ENTRIES SUPPLIED —

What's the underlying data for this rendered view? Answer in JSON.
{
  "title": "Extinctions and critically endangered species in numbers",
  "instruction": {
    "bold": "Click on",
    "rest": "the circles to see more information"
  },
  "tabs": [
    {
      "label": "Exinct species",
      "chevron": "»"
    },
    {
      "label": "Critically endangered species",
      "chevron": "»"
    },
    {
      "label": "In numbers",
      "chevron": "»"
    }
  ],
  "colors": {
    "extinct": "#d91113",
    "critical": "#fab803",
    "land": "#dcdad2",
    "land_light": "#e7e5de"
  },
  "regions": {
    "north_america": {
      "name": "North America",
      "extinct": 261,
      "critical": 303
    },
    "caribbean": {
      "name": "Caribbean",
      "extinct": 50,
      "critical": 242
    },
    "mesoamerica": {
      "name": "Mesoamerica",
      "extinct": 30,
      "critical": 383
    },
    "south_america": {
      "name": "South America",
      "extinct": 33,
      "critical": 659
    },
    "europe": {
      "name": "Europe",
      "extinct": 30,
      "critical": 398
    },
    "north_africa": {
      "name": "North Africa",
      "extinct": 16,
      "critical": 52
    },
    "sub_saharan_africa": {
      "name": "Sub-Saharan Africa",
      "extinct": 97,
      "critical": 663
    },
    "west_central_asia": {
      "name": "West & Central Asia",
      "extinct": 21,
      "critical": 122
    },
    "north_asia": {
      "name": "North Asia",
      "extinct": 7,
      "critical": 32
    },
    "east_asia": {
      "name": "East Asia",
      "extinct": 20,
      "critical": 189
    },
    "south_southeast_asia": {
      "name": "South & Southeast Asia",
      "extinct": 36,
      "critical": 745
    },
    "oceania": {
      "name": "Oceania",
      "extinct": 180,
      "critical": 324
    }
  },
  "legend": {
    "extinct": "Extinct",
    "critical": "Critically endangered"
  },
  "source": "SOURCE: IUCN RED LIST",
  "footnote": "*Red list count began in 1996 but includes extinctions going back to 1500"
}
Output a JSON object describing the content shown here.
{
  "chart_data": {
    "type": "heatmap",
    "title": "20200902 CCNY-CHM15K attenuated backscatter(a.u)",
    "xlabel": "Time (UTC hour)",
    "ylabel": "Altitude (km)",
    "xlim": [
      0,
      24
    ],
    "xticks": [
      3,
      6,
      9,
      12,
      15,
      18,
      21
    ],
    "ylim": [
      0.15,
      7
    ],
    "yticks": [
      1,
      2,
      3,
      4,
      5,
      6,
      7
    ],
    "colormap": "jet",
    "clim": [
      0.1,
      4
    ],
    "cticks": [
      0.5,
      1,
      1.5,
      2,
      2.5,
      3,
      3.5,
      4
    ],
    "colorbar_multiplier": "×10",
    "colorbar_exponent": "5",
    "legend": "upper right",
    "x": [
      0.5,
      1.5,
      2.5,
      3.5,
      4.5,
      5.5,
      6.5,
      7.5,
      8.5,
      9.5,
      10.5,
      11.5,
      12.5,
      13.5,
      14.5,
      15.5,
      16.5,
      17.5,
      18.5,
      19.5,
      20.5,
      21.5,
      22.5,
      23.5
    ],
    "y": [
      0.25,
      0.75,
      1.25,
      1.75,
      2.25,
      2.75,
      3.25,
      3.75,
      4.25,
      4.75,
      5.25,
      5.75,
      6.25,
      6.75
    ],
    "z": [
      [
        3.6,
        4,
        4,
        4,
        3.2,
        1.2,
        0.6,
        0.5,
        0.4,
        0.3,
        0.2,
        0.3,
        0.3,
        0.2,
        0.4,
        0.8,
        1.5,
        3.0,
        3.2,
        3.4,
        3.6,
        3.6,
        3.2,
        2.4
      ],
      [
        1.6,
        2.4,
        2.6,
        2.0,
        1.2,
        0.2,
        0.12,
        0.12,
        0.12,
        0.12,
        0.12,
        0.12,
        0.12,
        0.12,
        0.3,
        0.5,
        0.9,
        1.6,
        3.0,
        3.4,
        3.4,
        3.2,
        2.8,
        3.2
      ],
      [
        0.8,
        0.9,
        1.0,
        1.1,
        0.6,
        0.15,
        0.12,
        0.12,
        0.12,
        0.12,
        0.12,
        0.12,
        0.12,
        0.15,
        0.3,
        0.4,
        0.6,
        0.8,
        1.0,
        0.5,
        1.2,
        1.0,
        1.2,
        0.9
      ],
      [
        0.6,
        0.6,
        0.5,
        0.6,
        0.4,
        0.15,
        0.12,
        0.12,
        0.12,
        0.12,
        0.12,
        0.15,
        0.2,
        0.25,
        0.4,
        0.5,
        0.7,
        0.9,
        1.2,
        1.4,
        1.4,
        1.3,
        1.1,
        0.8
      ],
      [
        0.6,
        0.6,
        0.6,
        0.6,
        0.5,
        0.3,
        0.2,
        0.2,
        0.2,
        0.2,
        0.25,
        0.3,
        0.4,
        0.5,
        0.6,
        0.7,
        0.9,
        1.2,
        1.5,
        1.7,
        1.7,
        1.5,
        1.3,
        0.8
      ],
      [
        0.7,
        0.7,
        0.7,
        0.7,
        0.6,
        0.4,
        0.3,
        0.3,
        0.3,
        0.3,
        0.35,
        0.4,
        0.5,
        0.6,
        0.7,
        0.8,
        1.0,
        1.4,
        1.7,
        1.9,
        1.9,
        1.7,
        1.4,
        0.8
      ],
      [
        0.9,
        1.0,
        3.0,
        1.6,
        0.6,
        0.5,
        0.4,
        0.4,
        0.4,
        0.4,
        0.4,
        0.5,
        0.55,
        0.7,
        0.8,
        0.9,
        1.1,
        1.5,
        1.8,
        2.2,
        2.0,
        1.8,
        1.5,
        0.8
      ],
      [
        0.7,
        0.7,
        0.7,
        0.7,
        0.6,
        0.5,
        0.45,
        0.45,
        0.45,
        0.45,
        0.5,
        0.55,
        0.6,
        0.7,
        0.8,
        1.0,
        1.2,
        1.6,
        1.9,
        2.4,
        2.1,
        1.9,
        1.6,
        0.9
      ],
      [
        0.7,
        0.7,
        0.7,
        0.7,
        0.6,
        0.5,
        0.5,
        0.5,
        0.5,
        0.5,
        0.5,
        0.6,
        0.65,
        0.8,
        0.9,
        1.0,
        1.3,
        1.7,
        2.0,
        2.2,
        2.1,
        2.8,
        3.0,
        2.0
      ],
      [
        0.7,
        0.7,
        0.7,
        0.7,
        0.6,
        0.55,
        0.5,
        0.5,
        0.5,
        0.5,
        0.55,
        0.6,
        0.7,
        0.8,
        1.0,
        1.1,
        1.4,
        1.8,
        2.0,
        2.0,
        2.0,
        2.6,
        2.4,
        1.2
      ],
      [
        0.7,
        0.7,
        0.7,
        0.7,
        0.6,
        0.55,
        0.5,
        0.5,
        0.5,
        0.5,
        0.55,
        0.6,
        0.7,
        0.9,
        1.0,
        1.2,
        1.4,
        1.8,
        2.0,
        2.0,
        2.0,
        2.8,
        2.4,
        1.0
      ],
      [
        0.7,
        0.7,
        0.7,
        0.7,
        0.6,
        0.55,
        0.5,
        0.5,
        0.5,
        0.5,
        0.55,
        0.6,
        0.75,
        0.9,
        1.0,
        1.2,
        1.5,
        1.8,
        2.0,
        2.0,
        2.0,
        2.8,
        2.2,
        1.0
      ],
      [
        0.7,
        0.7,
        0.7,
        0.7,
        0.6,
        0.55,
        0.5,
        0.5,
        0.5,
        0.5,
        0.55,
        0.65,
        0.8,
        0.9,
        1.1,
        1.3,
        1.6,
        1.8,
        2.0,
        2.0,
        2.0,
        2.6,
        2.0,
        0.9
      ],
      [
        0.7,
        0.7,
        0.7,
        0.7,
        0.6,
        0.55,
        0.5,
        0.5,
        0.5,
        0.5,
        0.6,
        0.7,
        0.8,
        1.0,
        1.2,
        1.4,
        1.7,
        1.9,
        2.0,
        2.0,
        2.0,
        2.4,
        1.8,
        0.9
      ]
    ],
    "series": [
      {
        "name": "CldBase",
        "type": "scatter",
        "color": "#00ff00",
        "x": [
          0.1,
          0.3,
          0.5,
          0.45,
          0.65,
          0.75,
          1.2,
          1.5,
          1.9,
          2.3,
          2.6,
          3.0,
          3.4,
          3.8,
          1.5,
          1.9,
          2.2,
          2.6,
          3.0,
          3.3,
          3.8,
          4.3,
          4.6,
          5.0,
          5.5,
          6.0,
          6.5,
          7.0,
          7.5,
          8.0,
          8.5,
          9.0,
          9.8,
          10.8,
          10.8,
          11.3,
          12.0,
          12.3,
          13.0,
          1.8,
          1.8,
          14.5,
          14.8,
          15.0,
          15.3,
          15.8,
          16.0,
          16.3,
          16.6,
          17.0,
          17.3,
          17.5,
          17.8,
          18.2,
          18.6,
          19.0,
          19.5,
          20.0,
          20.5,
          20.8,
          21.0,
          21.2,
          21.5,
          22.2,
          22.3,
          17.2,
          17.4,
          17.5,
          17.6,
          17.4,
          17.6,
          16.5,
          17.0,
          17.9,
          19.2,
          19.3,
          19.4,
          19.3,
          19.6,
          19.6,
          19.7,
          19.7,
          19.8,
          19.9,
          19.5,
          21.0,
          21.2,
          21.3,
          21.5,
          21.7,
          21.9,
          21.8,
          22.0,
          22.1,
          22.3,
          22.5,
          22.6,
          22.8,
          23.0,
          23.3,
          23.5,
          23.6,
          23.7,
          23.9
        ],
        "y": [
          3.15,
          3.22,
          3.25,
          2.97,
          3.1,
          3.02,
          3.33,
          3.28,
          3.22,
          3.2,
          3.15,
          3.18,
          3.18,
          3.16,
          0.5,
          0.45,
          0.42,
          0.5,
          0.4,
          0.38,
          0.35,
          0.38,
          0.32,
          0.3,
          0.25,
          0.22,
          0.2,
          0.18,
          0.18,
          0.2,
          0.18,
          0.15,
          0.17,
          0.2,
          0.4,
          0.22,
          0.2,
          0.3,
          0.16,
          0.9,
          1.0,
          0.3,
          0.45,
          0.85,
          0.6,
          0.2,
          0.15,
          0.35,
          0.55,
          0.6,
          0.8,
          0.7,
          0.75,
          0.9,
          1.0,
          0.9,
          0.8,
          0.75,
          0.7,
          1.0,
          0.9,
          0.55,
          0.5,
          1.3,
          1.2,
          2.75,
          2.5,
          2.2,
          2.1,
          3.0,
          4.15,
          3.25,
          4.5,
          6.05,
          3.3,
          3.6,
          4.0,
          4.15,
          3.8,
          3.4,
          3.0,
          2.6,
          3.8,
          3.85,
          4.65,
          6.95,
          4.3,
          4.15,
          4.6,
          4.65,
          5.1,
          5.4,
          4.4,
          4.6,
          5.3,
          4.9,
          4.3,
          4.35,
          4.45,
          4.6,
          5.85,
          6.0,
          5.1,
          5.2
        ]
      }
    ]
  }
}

EXERCISE BRIEF — Identify all lines where the word "numbers" shows up. Copy them.

RESPONSE TO THE TASK —
  "title": "Extinctions and critically endangered species in numbers",
      "label": "In numbers",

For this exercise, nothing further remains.